[Recorded data]
---*---

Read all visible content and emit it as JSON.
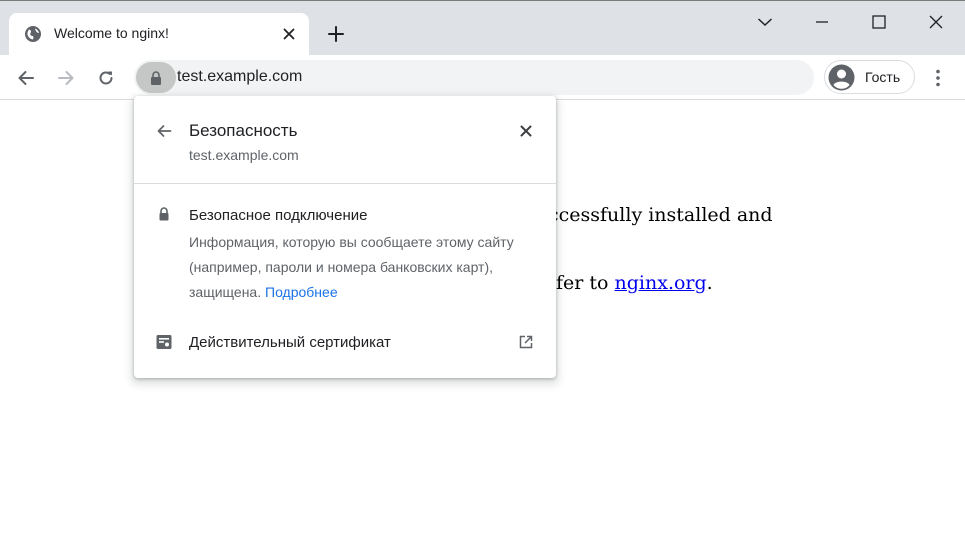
{
  "tab": {
    "title": "Welcome to nginx!",
    "favicon": "globe-icon"
  },
  "window_controls": [
    "chevron-down-icon",
    "minimize-icon",
    "maximize-icon",
    "close-icon"
  ],
  "toolbar": {
    "url": "test.example.com",
    "profile_label": "Гость"
  },
  "page": {
    "line1": "ccessfully installed and",
    "line2_prefix": "fer to ",
    "line2_link": "nginx.org",
    "line2_suffix": "."
  },
  "popup": {
    "title": "Безопасность",
    "subtitle": "test.example.com",
    "secure_title": "Безопасное подключение",
    "secure_desc": "Информация, которую вы сообщаете этому сайту (например, пароли и номера банковских карт), защищена.",
    "learn_more": "Подробнее",
    "certificate_label": "Действительный сертификат"
  },
  "colors": {
    "tabstrip": "#dee1e6",
    "omnibox": "#f1f3f4",
    "link": "#1a73e8",
    "page_link": "#0000ee"
  }
}
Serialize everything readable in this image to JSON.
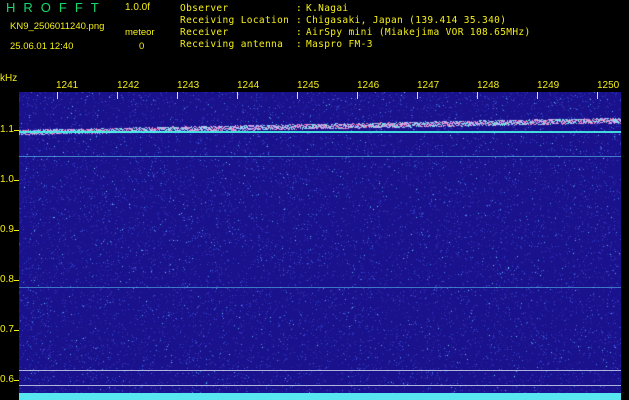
{
  "header": {
    "app_title": "HROFFT",
    "app_version": "1.0.0f",
    "filename": "KN9_2506011240.png",
    "meteor_label": "meteor",
    "datetime": "25.06.01 12:40",
    "meteor_count": "0"
  },
  "info": {
    "observer_key": "Observer",
    "observer_value": "K.Nagai",
    "location_key": "Receiving Location",
    "location_value": "Chigasaki, Japan (139.414 35.340)",
    "receiver_key": "Receiver",
    "receiver_value": "AirSpy mini (Miakejima VOR 108.65MHz)",
    "antenna_key": "Receiving antenna",
    "antenna_value": "Maspro FM-3",
    "separator": ":"
  },
  "axes": {
    "y_unit": "kHz",
    "y_ticks": [
      "1.1",
      "1.0",
      "0.9",
      "0.8",
      "0.7",
      "0.6"
    ],
    "x_ticks": [
      "1241",
      "1242",
      "1243",
      "1244",
      "1245",
      "1246",
      "1247",
      "1248",
      "1249",
      "1250"
    ]
  },
  "colors": {
    "background": "#000000",
    "text": "#f4ef18",
    "title": "#16d96a",
    "spectrogram_base": "#1a128c",
    "signal_line": "#48f0e6",
    "reference_line": "#c8d0e8",
    "noise_floor": "#58e6f0"
  }
}
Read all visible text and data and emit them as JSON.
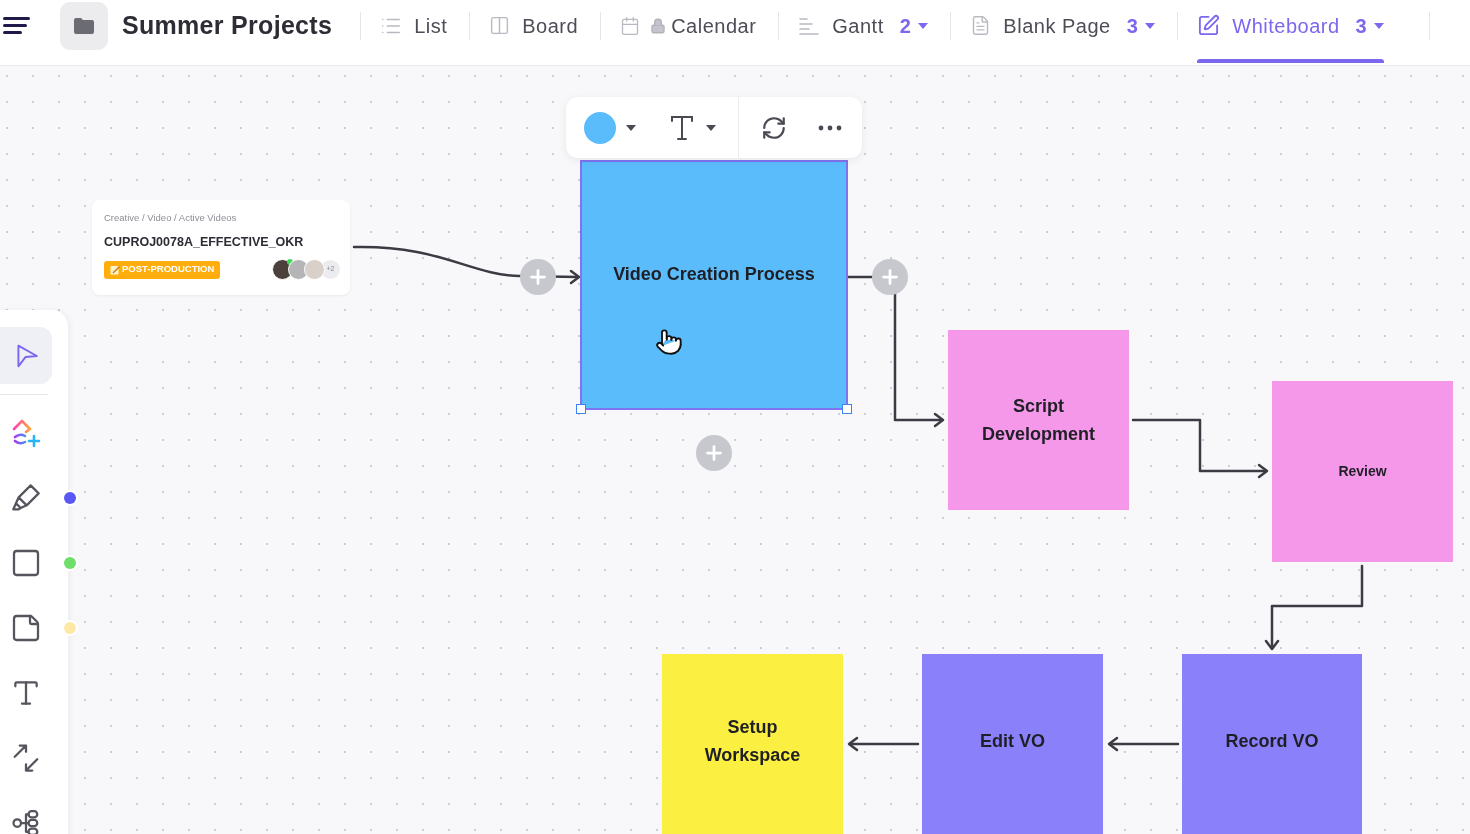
{
  "header": {
    "title": "Summer Projects",
    "views": [
      {
        "label": "List",
        "kind": "list",
        "locked": false,
        "selected": false
      },
      {
        "label": "Board",
        "kind": "board",
        "locked": false,
        "selected": false
      },
      {
        "label": "Calendar",
        "kind": "calendar",
        "locked": true,
        "selected": false
      },
      {
        "label": "Gantt",
        "kind": "gantt",
        "locked": false,
        "count": "2",
        "selected": false
      },
      {
        "label": "Blank Page",
        "kind": "doc",
        "locked": false,
        "count": "3",
        "selected": false
      },
      {
        "label": "Whiteboard",
        "kind": "whiteboard",
        "locked": false,
        "count": "3",
        "selected": true
      }
    ]
  },
  "tools": [
    {
      "kind": "select",
      "selected": true
    },
    {
      "kind": "ai",
      "selected": false
    },
    {
      "kind": "pen",
      "selected": false,
      "color": "#5b57f5"
    },
    {
      "kind": "shape",
      "selected": false,
      "color": "#6ddf6a"
    },
    {
      "kind": "sticky",
      "selected": false,
      "color": "#fde8a6"
    },
    {
      "kind": "text",
      "selected": false
    },
    {
      "kind": "connector",
      "selected": false
    },
    {
      "kind": "mindmap",
      "selected": false
    }
  ],
  "canvas": {
    "task_card": {
      "breadcrumb": "Creative / Video / Active Videos",
      "title": "CUPROJ0078A_EFFECTIVE_OKR",
      "status": "POST-PRODUCTION",
      "avatars": [
        {
          "online": true
        },
        {
          "online": false
        },
        {
          "online": false
        }
      ],
      "more_assignees": "+2"
    },
    "nodes": [
      {
        "label": "Video Creation Process",
        "color": "#5bbcfb",
        "selected": true
      },
      {
        "label": "Script Development",
        "color": "#f698ea",
        "selected": false
      },
      {
        "label": "Review",
        "color": "#f698ea",
        "selected": false
      },
      {
        "label": "Setup Workspace",
        "color": "#fbf042",
        "selected": false
      },
      {
        "label": "Edit VO",
        "color": "#8a80fa",
        "selected": false
      },
      {
        "label": "Record VO",
        "color": "#8a80fa",
        "selected": false
      }
    ]
  }
}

---*---

What is required: Reproduce the whole listing exactly, but not the images in it.

Correct result:
Read all visible content and emit it as JSON.
{
  "tab": {
    "title": "Welcome to nginx!",
    "favicon": "globe-icon"
  },
  "window_controls": [
    "chevron-down-icon",
    "minimize-icon",
    "maximize-icon",
    "close-icon"
  ],
  "toolbar": {
    "url": "test.example.com",
    "profile_label": "Гость"
  },
  "page": {
    "line1": "ccessfully installed and",
    "line2_prefix": "fer to ",
    "line2_link": "nginx.org",
    "line2_suffix": "."
  },
  "popup": {
    "title": "Безопасность",
    "subtitle": "test.example.com",
    "secure_title": "Безопасное подключение",
    "secure_desc": "Информация, которую вы сообщаете этому сайту (например, пароли и номера банковских карт), защищена.",
    "learn_more": "Подробнее",
    "certificate_label": "Действительный сертификат"
  },
  "colors": {
    "tabstrip": "#dee1e6",
    "omnibox": "#f1f3f4",
    "link": "#1a73e8",
    "page_link": "#0000ee"
  }
}
Serialize everything readable in this image to JSON.
{
  "header": {
    "app_title": "HROFFT",
    "app_version": "1.0.0f",
    "filename": "KN9_2506011240.png",
    "meteor_label": "meteor",
    "datetime": "25.06.01 12:40",
    "meteor_count": "0"
  },
  "info": {
    "observer_key": "Observer",
    "observer_value": "K.Nagai",
    "location_key": "Receiving Location",
    "location_value": "Chigasaki, Japan (139.414 35.340)",
    "receiver_key": "Receiver",
    "receiver_value": "AirSpy mini (Miakejima VOR 108.65MHz)",
    "antenna_key": "Receiving antenna",
    "antenna_value": "Maspro FM-3",
    "separator": ":"
  },
  "axes": {
    "y_unit": "kHz",
    "y_ticks": [
      "1.1",
      "1.0",
      "0.9",
      "0.8",
      "0.7",
      "0.6"
    ],
    "x_ticks": [
      "1241",
      "1242",
      "1243",
      "1244",
      "1245",
      "1246",
      "1247",
      "1248",
      "1249",
      "1250"
    ]
  },
  "colors": {
    "background": "#000000",
    "text": "#f4ef18",
    "title": "#16d96a",
    "spectrogram_base": "#1a128c",
    "signal_line": "#48f0e6",
    "reference_line": "#c8d0e8",
    "noise_floor": "#58e6f0"
  }
}
Read all visible text and data and emit them as JSON.
{
  "header": {
    "title": "Summer Projects",
    "views": [
      {
        "label": "List",
        "kind": "list",
        "locked": false,
        "selected": false
      },
      {
        "label": "Board",
        "kind": "board",
        "locked": false,
        "selected": false
      },
      {
        "label": "Calendar",
        "kind": "calendar",
        "locked": true,
        "selected": false
      },
      {
        "label": "Gantt",
        "kind": "gantt",
        "locked": false,
        "count": "2",
        "selected": false
      },
      {
        "label": "Blank Page",
        "kind": "doc",
        "locked": false,
        "count": "3",
        "selected": false
      },
      {
        "label": "Whiteboard",
        "kind": "whiteboard",
        "locked": false,
        "count": "3",
        "selected": true
      }
    ]
  },
  "tools": [
    {
      "kind": "select",
      "selected": true
    },
    {
      "kind": "ai",
      "selected": false
    },
    {
      "kind": "pen",
      "selected": false,
      "color": "#5b57f5"
    },
    {
      "kind": "shape",
      "selected": false,
      "color": "#6ddf6a"
    },
    {
      "kind": "sticky",
      "selected": false,
      "color": "#fde8a6"
    },
    {
      "kind": "text",
      "selected": false
    },
    {
      "kind": "connector",
      "selected": false
    },
    {
      "kind": "mindmap",
      "selected": false
    }
  ],
  "canvas": {
    "task_card": {
      "breadcrumb": "Creative / Video / Active Videos",
      "title": "CUPROJ0078A_EFFECTIVE_OKR",
      "status": "POST-PRODUCTION",
      "avatars": [
        {
          "online": true
        },
        {
          "online": false
        },
        {
          "online": false
        }
      ],
      "more_assignees": "+2"
    },
    "nodes": [
      {
        "label": "Video Creation Process",
        "color": "#5bbcfb",
        "selected": true
      },
      {
        "label": "Script Development",
        "color": "#f698ea",
        "selected": false
      },
      {
        "label": "Review",
        "color": "#f698ea",
        "selected": false
      },
      {
        "label": "Setup Workspace",
        "color": "#fbf042",
        "selected": false
      },
      {
        "label": "Edit VO",
        "color": "#8a80fa",
        "selected": false
      },
      {
        "label": "Record VO",
        "color": "#8a80fa",
        "selected": false
      }
    ]
  }
}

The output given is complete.